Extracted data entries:
++++++
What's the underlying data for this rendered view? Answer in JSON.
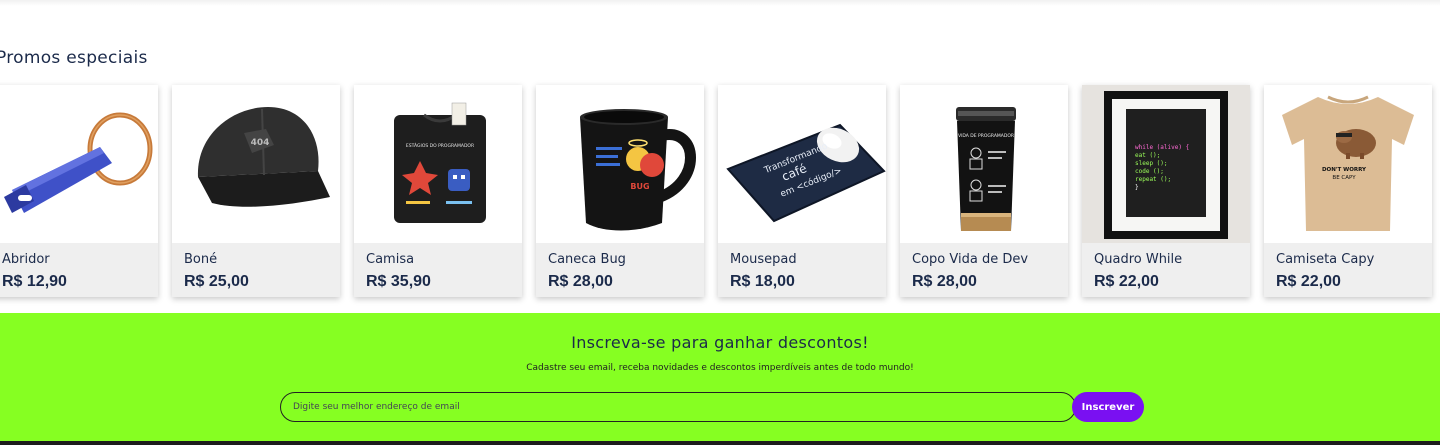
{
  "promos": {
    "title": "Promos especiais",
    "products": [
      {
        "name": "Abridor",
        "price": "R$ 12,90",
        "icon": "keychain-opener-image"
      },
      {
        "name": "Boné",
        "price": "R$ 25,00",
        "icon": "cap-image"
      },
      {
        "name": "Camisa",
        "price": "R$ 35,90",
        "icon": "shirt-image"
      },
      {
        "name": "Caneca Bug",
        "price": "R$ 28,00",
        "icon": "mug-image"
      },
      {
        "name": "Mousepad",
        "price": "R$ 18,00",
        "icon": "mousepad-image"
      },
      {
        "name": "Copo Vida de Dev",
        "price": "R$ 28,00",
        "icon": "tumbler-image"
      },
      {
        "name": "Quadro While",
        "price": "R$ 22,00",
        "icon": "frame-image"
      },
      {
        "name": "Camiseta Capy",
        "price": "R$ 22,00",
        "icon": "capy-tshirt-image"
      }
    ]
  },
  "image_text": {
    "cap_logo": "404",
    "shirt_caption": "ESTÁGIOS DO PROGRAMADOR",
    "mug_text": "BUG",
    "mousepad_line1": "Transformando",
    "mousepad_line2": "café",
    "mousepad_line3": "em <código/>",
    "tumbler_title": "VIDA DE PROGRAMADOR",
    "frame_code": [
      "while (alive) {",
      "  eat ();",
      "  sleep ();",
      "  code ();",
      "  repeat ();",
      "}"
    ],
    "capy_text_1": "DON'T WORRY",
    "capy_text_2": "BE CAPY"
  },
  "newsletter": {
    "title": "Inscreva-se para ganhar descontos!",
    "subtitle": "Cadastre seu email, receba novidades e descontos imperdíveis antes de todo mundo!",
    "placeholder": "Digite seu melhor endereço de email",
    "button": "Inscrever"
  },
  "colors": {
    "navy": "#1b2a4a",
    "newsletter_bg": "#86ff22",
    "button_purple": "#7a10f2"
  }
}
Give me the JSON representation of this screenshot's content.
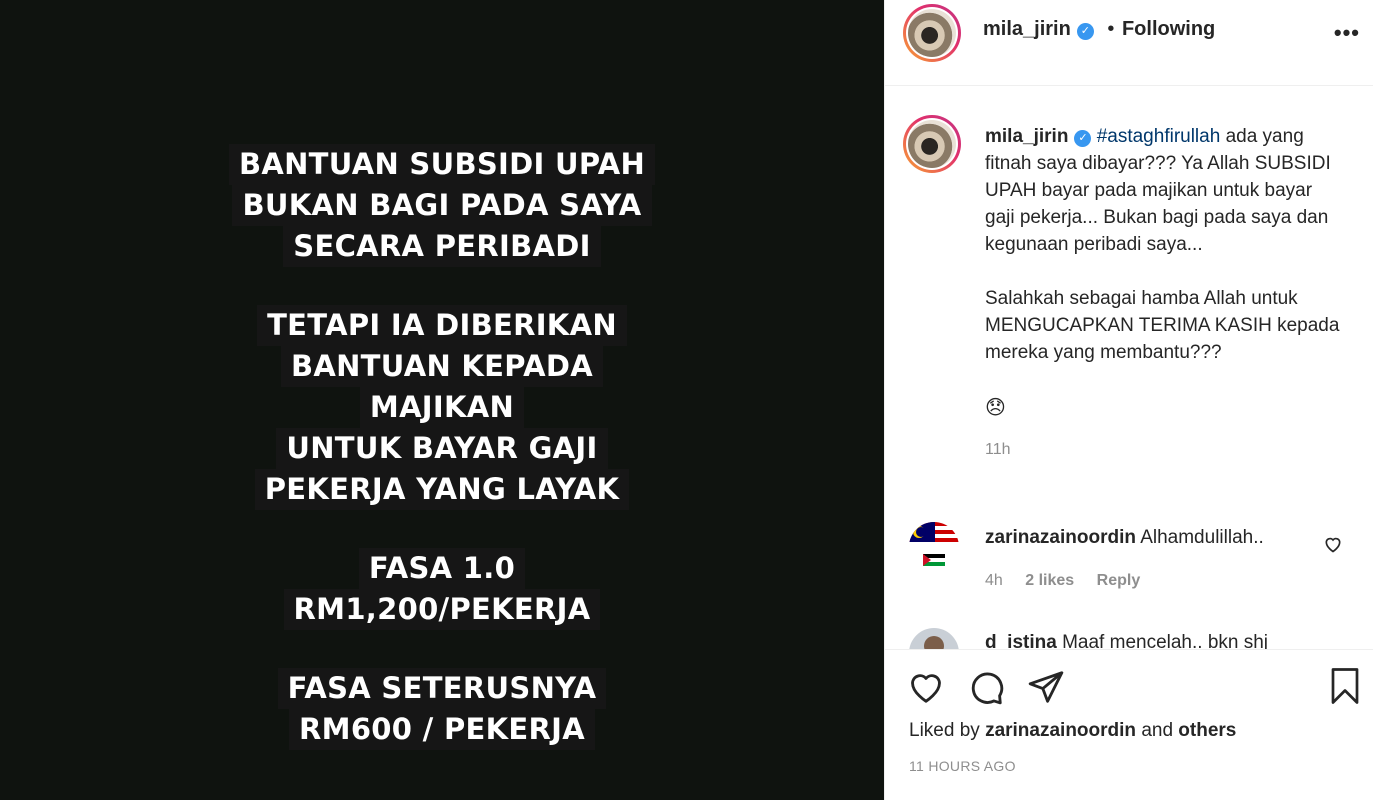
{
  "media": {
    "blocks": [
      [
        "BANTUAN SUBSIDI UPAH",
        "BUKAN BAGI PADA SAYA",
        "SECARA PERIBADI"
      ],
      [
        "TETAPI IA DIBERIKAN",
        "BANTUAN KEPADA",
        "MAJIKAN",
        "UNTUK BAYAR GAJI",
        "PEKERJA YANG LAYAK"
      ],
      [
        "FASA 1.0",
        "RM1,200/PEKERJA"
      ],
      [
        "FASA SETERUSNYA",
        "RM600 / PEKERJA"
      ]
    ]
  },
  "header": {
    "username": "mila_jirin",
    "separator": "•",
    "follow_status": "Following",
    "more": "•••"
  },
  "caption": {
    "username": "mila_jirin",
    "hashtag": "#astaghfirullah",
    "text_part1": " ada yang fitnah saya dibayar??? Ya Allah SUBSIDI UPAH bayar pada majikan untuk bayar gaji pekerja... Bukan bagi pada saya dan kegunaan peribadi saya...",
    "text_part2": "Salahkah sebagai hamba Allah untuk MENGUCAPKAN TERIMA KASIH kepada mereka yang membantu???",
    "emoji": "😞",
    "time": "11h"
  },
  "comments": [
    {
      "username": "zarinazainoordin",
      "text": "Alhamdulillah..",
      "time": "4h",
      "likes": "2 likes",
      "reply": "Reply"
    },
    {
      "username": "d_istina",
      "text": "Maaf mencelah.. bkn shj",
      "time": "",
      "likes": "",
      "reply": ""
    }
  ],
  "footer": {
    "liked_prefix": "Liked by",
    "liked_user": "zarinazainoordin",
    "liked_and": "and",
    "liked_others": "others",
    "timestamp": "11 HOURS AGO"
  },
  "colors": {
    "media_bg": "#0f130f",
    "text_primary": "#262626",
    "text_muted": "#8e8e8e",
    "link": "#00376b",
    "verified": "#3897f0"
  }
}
++++++
» What is required: Copy every record above exactly, leaving out any pictures.

» Task response:
What's the underlying data for this rendered view? Answer in JSON.
{
  "promos": {
    "title": "Promos especiais",
    "products": [
      {
        "name": "Abridor",
        "price": "R$ 12,90",
        "icon": "keychain-opener-image"
      },
      {
        "name": "Boné",
        "price": "R$ 25,00",
        "icon": "cap-image"
      },
      {
        "name": "Camisa",
        "price": "R$ 35,90",
        "icon": "shirt-image"
      },
      {
        "name": "Caneca Bug",
        "price": "R$ 28,00",
        "icon": "mug-image"
      },
      {
        "name": "Mousepad",
        "price": "R$ 18,00",
        "icon": "mousepad-image"
      },
      {
        "name": "Copo Vida de Dev",
        "price": "R$ 28,00",
        "icon": "tumbler-image"
      },
      {
        "name": "Quadro While",
        "price": "R$ 22,00",
        "icon": "frame-image"
      },
      {
        "name": "Camiseta Capy",
        "price": "R$ 22,00",
        "icon": "capy-tshirt-image"
      }
    ]
  },
  "image_text": {
    "cap_logo": "404",
    "shirt_caption": "ESTÁGIOS DO PROGRAMADOR",
    "mug_text": "BUG",
    "mousepad_line1": "Transformando",
    "mousepad_line2": "café",
    "mousepad_line3": "em <código/>",
    "tumbler_title": "VIDA DE PROGRAMADOR",
    "frame_code": [
      "while (alive) {",
      "  eat ();",
      "  sleep ();",
      "  code ();",
      "  repeat ();",
      "}"
    ],
    "capy_text_1": "DON'T WORRY",
    "capy_text_2": "BE CAPY"
  },
  "newsletter": {
    "title": "Inscreva-se para ganhar descontos!",
    "subtitle": "Cadastre seu email, receba novidades e descontos imperdíveis antes de todo mundo!",
    "placeholder": "Digite seu melhor endereço de email",
    "button": "Inscrever"
  },
  "colors": {
    "navy": "#1b2a4a",
    "newsletter_bg": "#86ff22",
    "button_purple": "#7a10f2"
  }
}
Give me the JSON representation of this screenshot's content.
{
  "media": {
    "blocks": [
      [
        "BANTUAN SUBSIDI UPAH",
        "BUKAN BAGI PADA SAYA",
        "SECARA PERIBADI"
      ],
      [
        "TETAPI IA DIBERIKAN",
        "BANTUAN KEPADA",
        "MAJIKAN",
        "UNTUK BAYAR GAJI",
        "PEKERJA YANG LAYAK"
      ],
      [
        "FASA 1.0",
        "RM1,200/PEKERJA"
      ],
      [
        "FASA SETERUSNYA",
        "RM600 / PEKERJA"
      ]
    ]
  },
  "header": {
    "username": "mila_jirin",
    "separator": "•",
    "follow_status": "Following",
    "more": "•••"
  },
  "caption": {
    "username": "mila_jirin",
    "hashtag": "#astaghfirullah",
    "text_part1": " ada yang fitnah saya dibayar??? Ya Allah SUBSIDI UPAH bayar pada majikan untuk bayar gaji pekerja... Bukan bagi pada saya dan kegunaan peribadi saya...",
    "text_part2": "Salahkah sebagai hamba Allah untuk MENGUCAPKAN TERIMA KASIH kepada mereka yang membantu???",
    "emoji": "😞",
    "time": "11h"
  },
  "comments": [
    {
      "username": "zarinazainoordin",
      "text": "Alhamdulillah..",
      "time": "4h",
      "likes": "2 likes",
      "reply": "Reply"
    },
    {
      "username": "d_istina",
      "text": "Maaf mencelah.. bkn shj",
      "time": "",
      "likes": "",
      "reply": ""
    }
  ],
  "footer": {
    "liked_prefix": "Liked by",
    "liked_user": "zarinazainoordin",
    "liked_and": "and",
    "liked_others": "others",
    "timestamp": "11 HOURS AGO"
  },
  "colors": {
    "media_bg": "#0f130f",
    "text_primary": "#262626",
    "text_muted": "#8e8e8e",
    "link": "#00376b",
    "verified": "#3897f0"
  }
}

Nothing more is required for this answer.